Goal of the exercise
Please copy every line of the records below that holds the word "land".

Entries
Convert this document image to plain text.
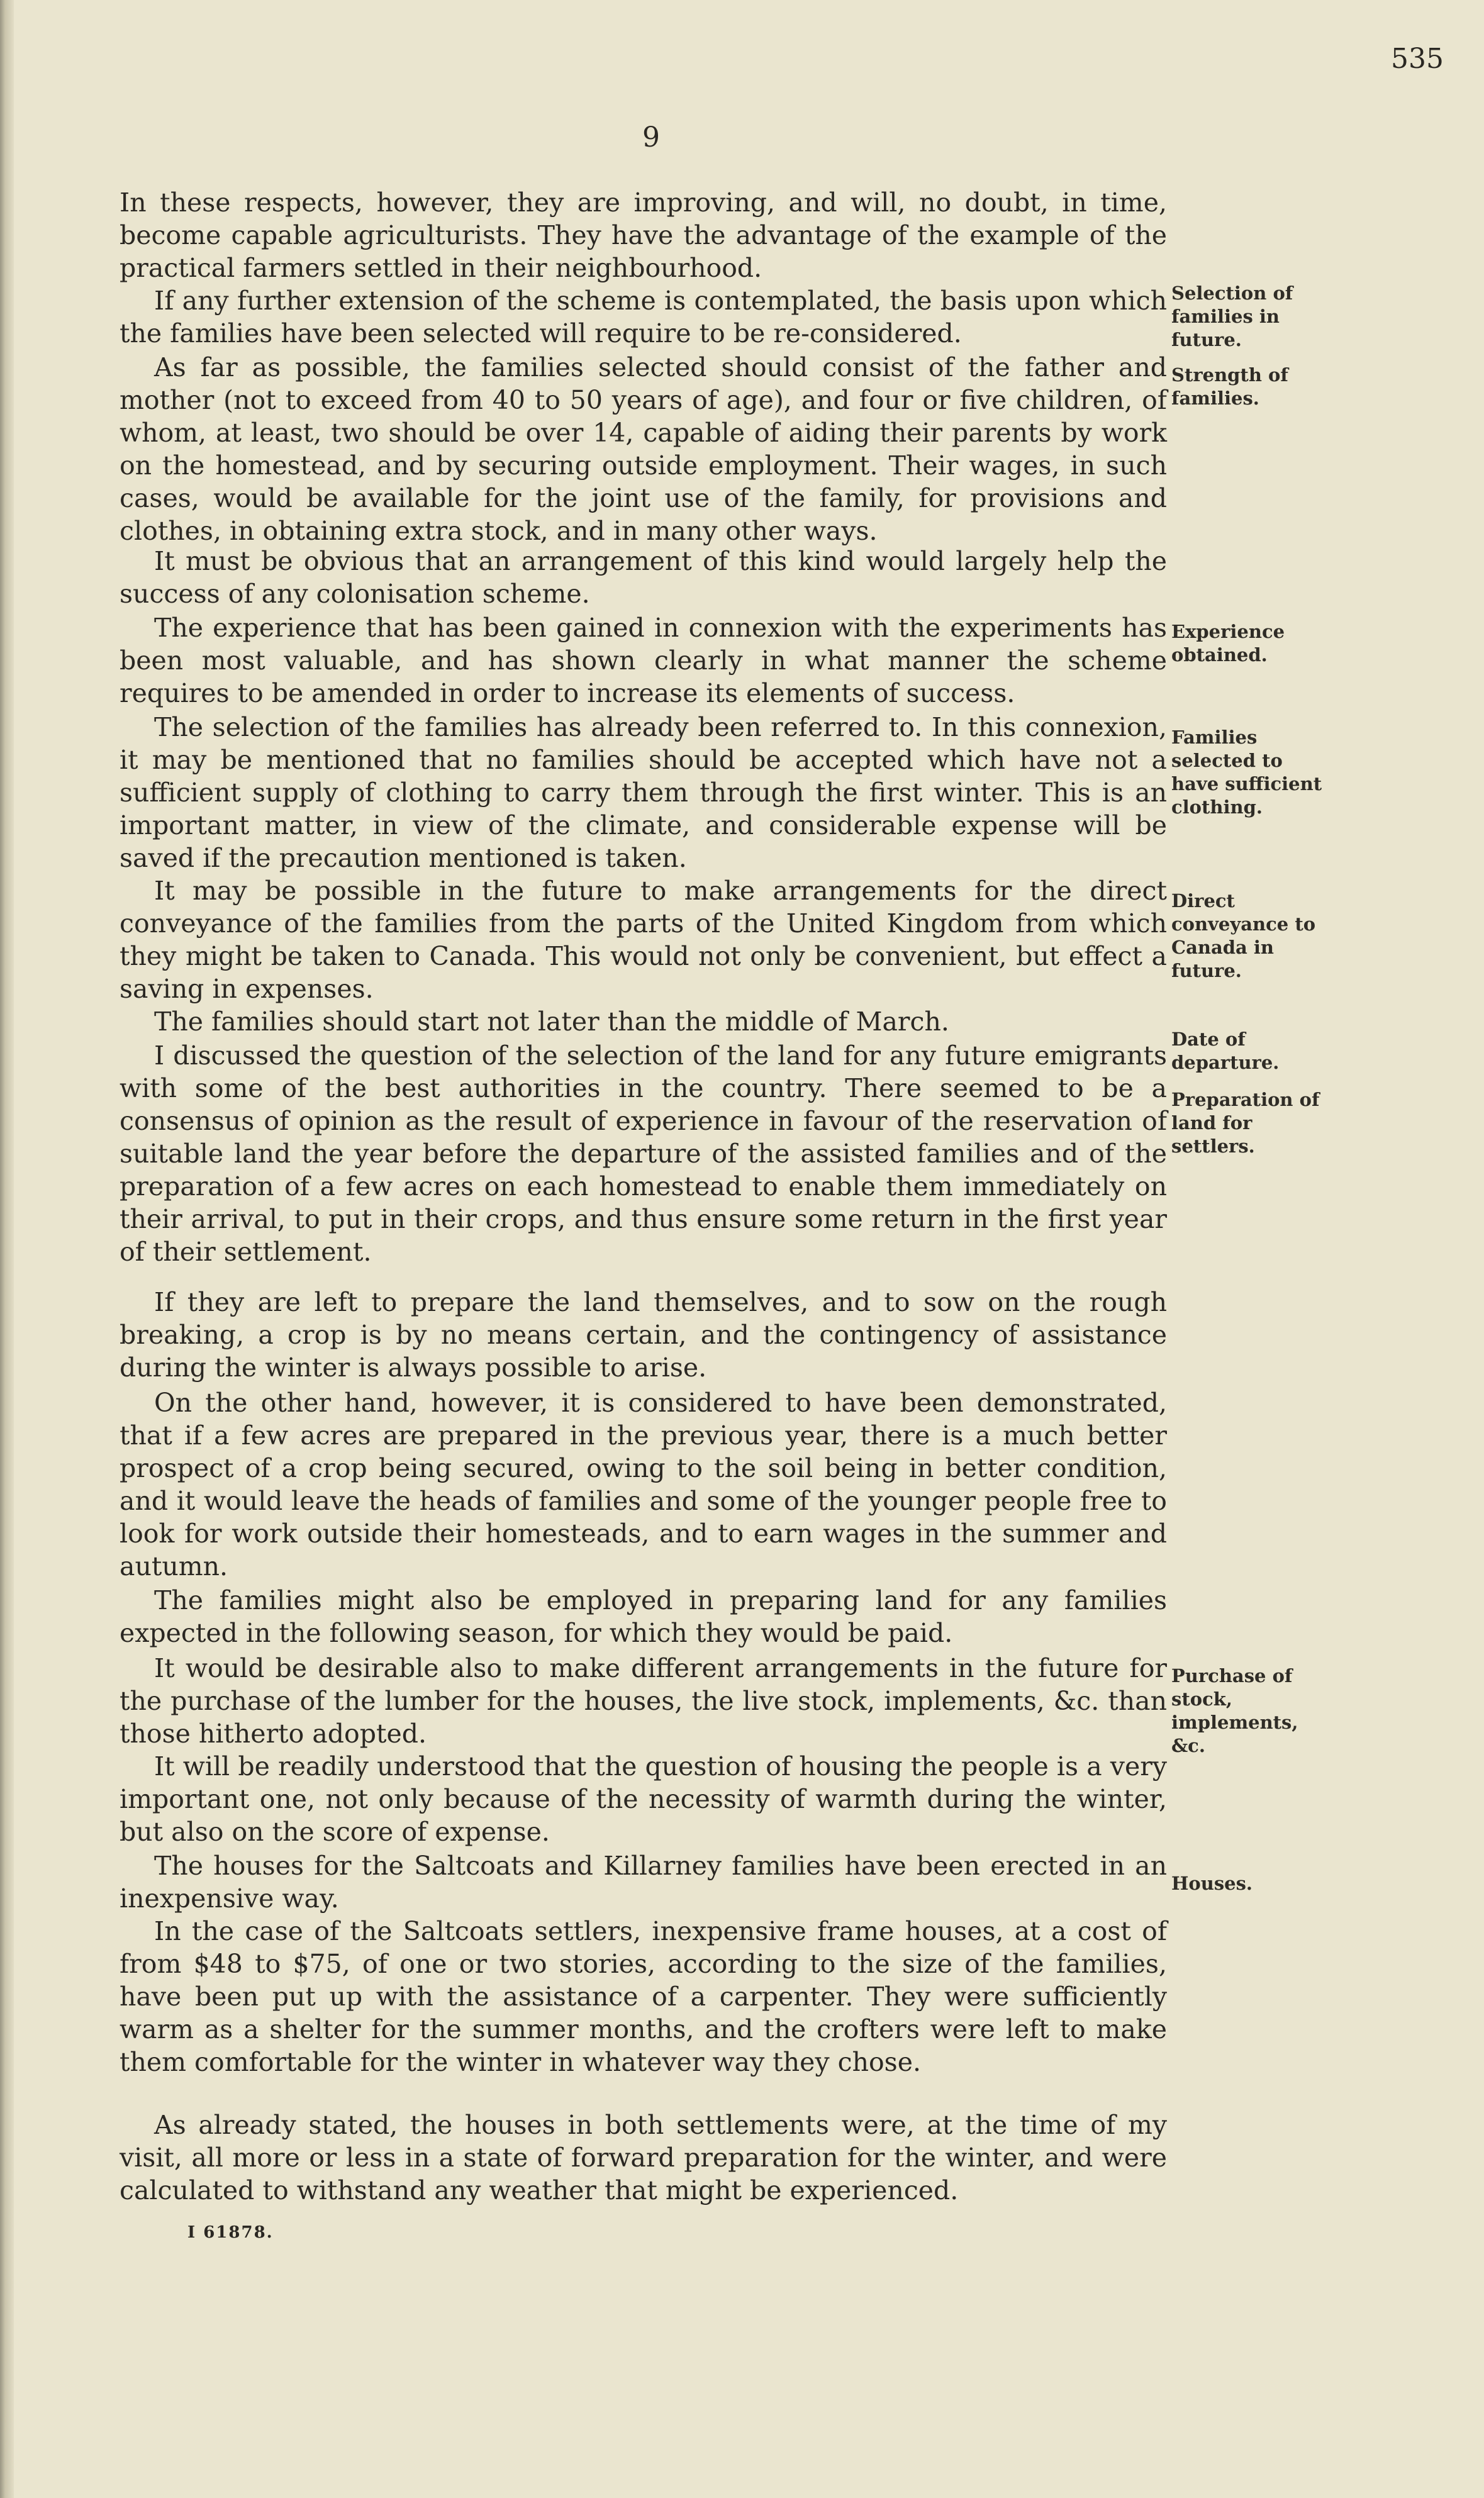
535
9

In these respects, however, they are improving, and will, no doubt, in time, become capable agriculturists. They have the advantage of the example of the practical farmers settled in their neighbourhood.

If any further extension of the scheme is contemplated, the basis upon which the families have been selected will require to be re-considered.

As far as possible, the families selected should consist of the father and mother (not to exceed from 40 to 50 years of age), and four or five children, of whom, at least, two should be over 14, capable of aiding their parents by work on the homestead, and by securing outside employment. Their wages, in such cases, would be available for the joint use of the family, for provisions and clothes, in obtaining extra stock, and in many other ways.

It must be obvious that an arrangement of this kind would largely help the success of any colonisation scheme.

The experience that has been gained in connexion with the experiments has been most valuable, and has shown clearly in what manner the scheme requires to be amended in order to increase its elements of success.

The selection of the families has already been referred to. In this connexion, it may be mentioned that no families should be accepted which have not a sufficient supply of clothing to carry them through the first winter. This is an important matter, in view of the climate, and considerable expense will be saved if the precaution mentioned is taken.

It may be possible in the future to make arrangements for the direct conveyance of the families from the parts of the United Kingdom from which they might be taken to Canada. This would not only be convenient, but effect a saving in expenses.

The families should start not later than the middle of March.

I discussed the question of the selection of the land for any future emigrants with some of the best authorities in the country. There seemed to be a consensus of opinion as the result of experience in favour of the reservation of suitable land the year before the departure of the assisted families and of the preparation of a few acres on each homestead to enable them immediately on their arrival, to put in their crops, and thus ensure some return in the first year of their settlement.

If they are left to prepare the land themselves, and to sow on the rough breaking, a crop is by no means certain, and the contingency of assistance during the winter is always possible to arise.

On the other hand, however, it is considered to have been demonstrated, that if a few acres are prepared in the previous year, there is a much better prospect of a crop being secured, owing to the soil being in better condition, and it would leave the heads of families and some of the younger people free to look for work outside their homesteads, and to earn wages in the summer and autumn.

The families might also be employed in preparing land for any families expected in the following season, for which they would be paid.

It would be desirable also to make different arrangements in the future for the purchase of the lumber for the houses, the live stock, implements, &c. than those hitherto adopted.

It will be readily understood that the question of housing the people is a very important one, not only because of the necessity of warmth during the winter, but also on the score of expense.

The houses for the Saltcoats and Killarney families have been erected in an inexpensive way.

In the case of the Saltcoats settlers, inexpensive frame houses, at a cost of from $48 to $75, of one or two stories, according to the size of the families, have been put up with the assistance of a carpenter. They were sufficiently warm as a shelter for the summer months, and the crofters were left to make them comfortable for the winter in whatever way they chose.

As already stated, the houses in both settlements were, at the time of my visit, all more or less in a state of forward preparation for the winter, and were calculated to withstand any weather that might be experienced.

Selection of families in future.

Strength of families.

Experience obtained.

Families selected to have sufficient clothing.

Direct conveyance to Canada in future.

Date of departure.

Preparation of land for settlers.

Purchase of stock, implements, &c.

Houses.

I 61878.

Output of the task
I discussed the question of the selection of the land for any future emigrants with some of the best authorities in the country. There seemed to be a consensus of opinion as the result of experience in favour of the reservation of suitable land the year before the departure of the assisted families and of the preparation of a few acres on each homestead to enable them immediately on their arrival, to put in their crops, and thus ensure some return in the first year of their settlement.
If they are left to prepare the land themselves, and to sow on the rough breaking, a crop is by no means certain, and the contingency of assistance during the winter is always possible to arise.
The families might also be employed in preparing land for any families expected in the following season, for which they would be paid.
Preparation of land for settlers.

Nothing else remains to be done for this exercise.